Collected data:
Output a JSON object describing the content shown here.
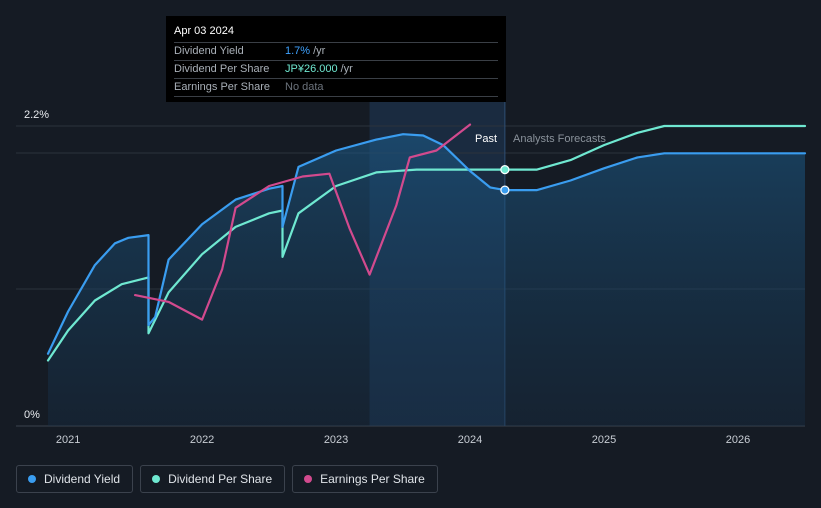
{
  "tooltip": {
    "date": "Apr 03 2024",
    "rows": [
      {
        "label": "Dividend Yield",
        "value": "1.7%",
        "unit": "/yr"
      },
      {
        "label": "Dividend Per Share",
        "value": "JP¥26.000",
        "unit": "/yr"
      },
      {
        "label": "Earnings Per Share",
        "value": "No data"
      }
    ]
  },
  "chart_data": {
    "type": "line",
    "x_ticks": [
      "2021",
      "2022",
      "2023",
      "2024",
      "2025",
      "2026"
    ],
    "y_labels": {
      "top": "2.2%",
      "bottom": "0%"
    },
    "ylim": [
      0,
      2.2
    ],
    "xlim": [
      2020.85,
      2026.5
    ],
    "past_label": "Past",
    "forecast_label": "Analysts Forecasts",
    "divider_x": 2024.26,
    "highlight_start": 2023.25,
    "series": [
      {
        "name": "Dividend Yield",
        "color": "#3a9df0",
        "points": [
          [
            2020.85,
            0.53
          ],
          [
            2021.0,
            0.84
          ],
          [
            2021.2,
            1.18
          ],
          [
            2021.35,
            1.34
          ],
          [
            2021.45,
            1.38
          ],
          [
            2021.6,
            1.4
          ],
          [
            2021.6,
            0.74
          ],
          [
            2021.65,
            0.8
          ],
          [
            2021.75,
            1.22
          ],
          [
            2022.0,
            1.48
          ],
          [
            2022.25,
            1.66
          ],
          [
            2022.5,
            1.74
          ],
          [
            2022.6,
            1.76
          ],
          [
            2022.6,
            1.46
          ],
          [
            2022.72,
            1.9
          ],
          [
            2023.0,
            2.02
          ],
          [
            2023.3,
            2.1
          ],
          [
            2023.5,
            2.14
          ],
          [
            2023.65,
            2.13
          ],
          [
            2023.8,
            2.06
          ],
          [
            2024.0,
            1.87
          ],
          [
            2024.15,
            1.75
          ],
          [
            2024.26,
            1.73
          ],
          [
            2024.5,
            1.73
          ],
          [
            2024.75,
            1.8
          ],
          [
            2025.0,
            1.89
          ],
          [
            2025.25,
            1.97
          ],
          [
            2025.45,
            2.0
          ],
          [
            2026.0,
            2.0
          ],
          [
            2026.5,
            2.0
          ]
        ]
      },
      {
        "name": "Dividend Per Share",
        "color": "#6fe8d1",
        "points": [
          [
            2020.85,
            0.48
          ],
          [
            2021.0,
            0.7
          ],
          [
            2021.2,
            0.92
          ],
          [
            2021.4,
            1.04
          ],
          [
            2021.6,
            1.09
          ],
          [
            2021.6,
            0.68
          ],
          [
            2021.75,
            0.98
          ],
          [
            2022.0,
            1.26
          ],
          [
            2022.25,
            1.46
          ],
          [
            2022.5,
            1.56
          ],
          [
            2022.6,
            1.58
          ],
          [
            2022.6,
            1.24
          ],
          [
            2022.72,
            1.56
          ],
          [
            2023.0,
            1.76
          ],
          [
            2023.3,
            1.86
          ],
          [
            2023.6,
            1.88
          ],
          [
            2024.0,
            1.88
          ],
          [
            2024.26,
            1.88
          ],
          [
            2024.5,
            1.88
          ],
          [
            2024.75,
            1.95
          ],
          [
            2025.0,
            2.06
          ],
          [
            2025.25,
            2.15
          ],
          [
            2025.45,
            2.2
          ],
          [
            2026.0,
            2.2
          ],
          [
            2026.5,
            2.2
          ]
        ]
      },
      {
        "name": "Earnings Per Share",
        "color": "#d24a8e",
        "points": [
          [
            2021.5,
            0.96
          ],
          [
            2021.75,
            0.91
          ],
          [
            2022.0,
            0.78
          ],
          [
            2022.15,
            1.15
          ],
          [
            2022.25,
            1.6
          ],
          [
            2022.5,
            1.76
          ],
          [
            2022.75,
            1.83
          ],
          [
            2022.95,
            1.85
          ],
          [
            2023.1,
            1.45
          ],
          [
            2023.25,
            1.11
          ],
          [
            2023.45,
            1.62
          ],
          [
            2023.55,
            1.97
          ],
          [
            2023.75,
            2.02
          ],
          [
            2024.0,
            2.21
          ]
        ]
      }
    ],
    "markers": [
      {
        "series": "Dividend Per Share",
        "x": 2024.26,
        "y": 1.88
      },
      {
        "series": "Dividend Yield",
        "x": 2024.26,
        "y": 1.73
      }
    ]
  },
  "legend": [
    {
      "label": "Dividend Yield",
      "color": "#3a9df0"
    },
    {
      "label": "Dividend Per Share",
      "color": "#6fe8d1"
    },
    {
      "label": "Earnings Per Share",
      "color": "#d24a8e"
    }
  ]
}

▶ YOUR GOAL
Copy out all the records exactly, excluding pictures.

▶ WRITTEN REPLY
Output a JSON object describing the content shown here.
{
  "tooltip": {
    "date": "Apr 03 2024",
    "rows": [
      {
        "label": "Dividend Yield",
        "value": "1.7%",
        "unit": "/yr"
      },
      {
        "label": "Dividend Per Share",
        "value": "JP¥26.000",
        "unit": "/yr"
      },
      {
        "label": "Earnings Per Share",
        "value": "No data"
      }
    ]
  },
  "chart_data": {
    "type": "line",
    "x_ticks": [
      "2021",
      "2022",
      "2023",
      "2024",
      "2025",
      "2026"
    ],
    "y_labels": {
      "top": "2.2%",
      "bottom": "0%"
    },
    "ylim": [
      0,
      2.2
    ],
    "xlim": [
      2020.85,
      2026.5
    ],
    "past_label": "Past",
    "forecast_label": "Analysts Forecasts",
    "divider_x": 2024.26,
    "highlight_start": 2023.25,
    "series": [
      {
        "name": "Dividend Yield",
        "color": "#3a9df0",
        "points": [
          [
            2020.85,
            0.53
          ],
          [
            2021.0,
            0.84
          ],
          [
            2021.2,
            1.18
          ],
          [
            2021.35,
            1.34
          ],
          [
            2021.45,
            1.38
          ],
          [
            2021.6,
            1.4
          ],
          [
            2021.6,
            0.74
          ],
          [
            2021.65,
            0.8
          ],
          [
            2021.75,
            1.22
          ],
          [
            2022.0,
            1.48
          ],
          [
            2022.25,
            1.66
          ],
          [
            2022.5,
            1.74
          ],
          [
            2022.6,
            1.76
          ],
          [
            2022.6,
            1.46
          ],
          [
            2022.72,
            1.9
          ],
          [
            2023.0,
            2.02
          ],
          [
            2023.3,
            2.1
          ],
          [
            2023.5,
            2.14
          ],
          [
            2023.65,
            2.13
          ],
          [
            2023.8,
            2.06
          ],
          [
            2024.0,
            1.87
          ],
          [
            2024.15,
            1.75
          ],
          [
            2024.26,
            1.73
          ],
          [
            2024.5,
            1.73
          ],
          [
            2024.75,
            1.8
          ],
          [
            2025.0,
            1.89
          ],
          [
            2025.25,
            1.97
          ],
          [
            2025.45,
            2.0
          ],
          [
            2026.0,
            2.0
          ],
          [
            2026.5,
            2.0
          ]
        ]
      },
      {
        "name": "Dividend Per Share",
        "color": "#6fe8d1",
        "points": [
          [
            2020.85,
            0.48
          ],
          [
            2021.0,
            0.7
          ],
          [
            2021.2,
            0.92
          ],
          [
            2021.4,
            1.04
          ],
          [
            2021.6,
            1.09
          ],
          [
            2021.6,
            0.68
          ],
          [
            2021.75,
            0.98
          ],
          [
            2022.0,
            1.26
          ],
          [
            2022.25,
            1.46
          ],
          [
            2022.5,
            1.56
          ],
          [
            2022.6,
            1.58
          ],
          [
            2022.6,
            1.24
          ],
          [
            2022.72,
            1.56
          ],
          [
            2023.0,
            1.76
          ],
          [
            2023.3,
            1.86
          ],
          [
            2023.6,
            1.88
          ],
          [
            2024.0,
            1.88
          ],
          [
            2024.26,
            1.88
          ],
          [
            2024.5,
            1.88
          ],
          [
            2024.75,
            1.95
          ],
          [
            2025.0,
            2.06
          ],
          [
            2025.25,
            2.15
          ],
          [
            2025.45,
            2.2
          ],
          [
            2026.0,
            2.2
          ],
          [
            2026.5,
            2.2
          ]
        ]
      },
      {
        "name": "Earnings Per Share",
        "color": "#d24a8e",
        "points": [
          [
            2021.5,
            0.96
          ],
          [
            2021.75,
            0.91
          ],
          [
            2022.0,
            0.78
          ],
          [
            2022.15,
            1.15
          ],
          [
            2022.25,
            1.6
          ],
          [
            2022.5,
            1.76
          ],
          [
            2022.75,
            1.83
          ],
          [
            2022.95,
            1.85
          ],
          [
            2023.1,
            1.45
          ],
          [
            2023.25,
            1.11
          ],
          [
            2023.45,
            1.62
          ],
          [
            2023.55,
            1.97
          ],
          [
            2023.75,
            2.02
          ],
          [
            2024.0,
            2.21
          ]
        ]
      }
    ],
    "markers": [
      {
        "series": "Dividend Per Share",
        "x": 2024.26,
        "y": 1.88
      },
      {
        "series": "Dividend Yield",
        "x": 2024.26,
        "y": 1.73
      }
    ]
  },
  "legend": [
    {
      "label": "Dividend Yield",
      "color": "#3a9df0"
    },
    {
      "label": "Dividend Per Share",
      "color": "#6fe8d1"
    },
    {
      "label": "Earnings Per Share",
      "color": "#d24a8e"
    }
  ]
}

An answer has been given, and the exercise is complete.